THE PROBLEM: Repeat the listing in full. Nothing may be added or left out.

Saved data entries:
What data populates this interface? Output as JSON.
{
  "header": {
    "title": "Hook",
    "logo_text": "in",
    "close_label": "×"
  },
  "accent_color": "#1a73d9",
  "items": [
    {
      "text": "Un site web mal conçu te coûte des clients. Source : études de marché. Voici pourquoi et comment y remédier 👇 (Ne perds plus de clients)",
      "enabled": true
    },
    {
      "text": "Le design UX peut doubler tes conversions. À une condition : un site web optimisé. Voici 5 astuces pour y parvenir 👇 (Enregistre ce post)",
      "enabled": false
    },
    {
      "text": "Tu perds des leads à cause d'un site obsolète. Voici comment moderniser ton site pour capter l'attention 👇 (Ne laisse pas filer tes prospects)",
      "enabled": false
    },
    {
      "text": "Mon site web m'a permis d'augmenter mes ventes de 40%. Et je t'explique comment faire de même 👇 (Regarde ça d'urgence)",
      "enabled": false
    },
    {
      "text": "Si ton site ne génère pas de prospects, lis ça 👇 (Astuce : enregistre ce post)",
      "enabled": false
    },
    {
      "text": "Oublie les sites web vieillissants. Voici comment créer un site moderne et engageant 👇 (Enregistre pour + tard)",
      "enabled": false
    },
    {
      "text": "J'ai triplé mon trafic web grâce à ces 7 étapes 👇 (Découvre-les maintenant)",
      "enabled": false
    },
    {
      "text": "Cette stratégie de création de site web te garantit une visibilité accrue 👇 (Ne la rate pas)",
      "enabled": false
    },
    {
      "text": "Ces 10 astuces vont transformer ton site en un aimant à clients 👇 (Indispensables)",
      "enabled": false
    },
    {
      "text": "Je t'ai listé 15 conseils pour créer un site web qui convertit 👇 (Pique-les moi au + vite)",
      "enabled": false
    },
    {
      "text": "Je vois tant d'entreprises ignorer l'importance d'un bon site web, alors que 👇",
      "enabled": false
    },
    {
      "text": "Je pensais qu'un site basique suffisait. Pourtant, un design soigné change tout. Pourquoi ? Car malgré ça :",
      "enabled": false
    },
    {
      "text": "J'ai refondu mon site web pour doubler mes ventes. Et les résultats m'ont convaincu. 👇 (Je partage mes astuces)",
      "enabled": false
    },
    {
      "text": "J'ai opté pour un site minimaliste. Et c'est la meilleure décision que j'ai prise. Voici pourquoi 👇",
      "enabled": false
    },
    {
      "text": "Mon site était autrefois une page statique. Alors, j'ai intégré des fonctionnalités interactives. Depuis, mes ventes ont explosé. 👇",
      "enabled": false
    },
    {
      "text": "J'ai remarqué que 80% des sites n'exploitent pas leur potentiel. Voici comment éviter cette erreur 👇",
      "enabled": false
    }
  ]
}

RESPONSE TO THIS EXERCISE:
What data populates this interface? Output as JSON.
{
  "header": {
    "title": "Hook",
    "logo_text": "in",
    "close_label": "×"
  },
  "accent_color": "#1a73d9",
  "items": [
    {
      "text": "Un site web mal conçu te coûte des clients. Source : études de marché. Voici pourquoi et comment y remédier 👇 (Ne perds plus de clients)",
      "enabled": true
    },
    {
      "text": "Le design UX peut doubler tes conversions. À une condition : un site web optimisé. Voici 5 astuces pour y parvenir 👇 (Enregistre ce post)",
      "enabled": false
    },
    {
      "text": "Tu perds des leads à cause d'un site obsolète. Voici comment moderniser ton site pour capter l'attention 👇 (Ne laisse pas filer tes prospects)",
      "enabled": false
    },
    {
      "text": "Mon site web m'a permis d'augmenter mes ventes de 40%. Et je t'explique comment faire de même 👇 (Regarde ça d'urgence)",
      "enabled": false
    },
    {
      "text": "Si ton site ne génère pas de prospects, lis ça 👇 (Astuce : enregistre ce post)",
      "enabled": false
    },
    {
      "text": "Oublie les sites web vieillissants. Voici comment créer un site moderne et engageant 👇 (Enregistre pour + tard)",
      "enabled": false
    },
    {
      "text": "J'ai triplé mon trafic web grâce à ces 7 étapes 👇 (Découvre-les maintenant)",
      "enabled": false
    },
    {
      "text": "Cette stratégie de création de site web te garantit une visibilité accrue 👇 (Ne la rate pas)",
      "enabled": false
    },
    {
      "text": "Ces 10 astuces vont transformer ton site en un aimant à clients 👇 (Indispensables)",
      "enabled": false
    },
    {
      "text": "Je t'ai listé 15 conseils pour créer un site web qui convertit 👇 (Pique-les moi au + vite)",
      "enabled": false
    },
    {
      "text": "Je vois tant d'entreprises ignorer l'importance d'un bon site web, alors que 👇",
      "enabled": false
    },
    {
      "text": "Je pensais qu'un site basique suffisait. Pourtant, un design soigné change tout. Pourquoi ? Car malgré ça :",
      "enabled": false
    },
    {
      "text": "J'ai refondu mon site web pour doubler mes ventes. Et les résultats m'ont convaincu. 👇 (Je partage mes astuces)",
      "enabled": false
    },
    {
      "text": "J'ai opté pour un site minimaliste. Et c'est la meilleure décision que j'ai prise. Voici pourquoi 👇",
      "enabled": false
    },
    {
      "text": "Mon site était autrefois une page statique. Alors, j'ai intégré des fonctionnalités interactives. Depuis, mes ventes ont explosé. 👇",
      "enabled": false
    },
    {
      "text": "J'ai remarqué que 80% des sites n'exploitent pas leur potentiel. Voici comment éviter cette erreur 👇",
      "enabled": false
    }
  ]
}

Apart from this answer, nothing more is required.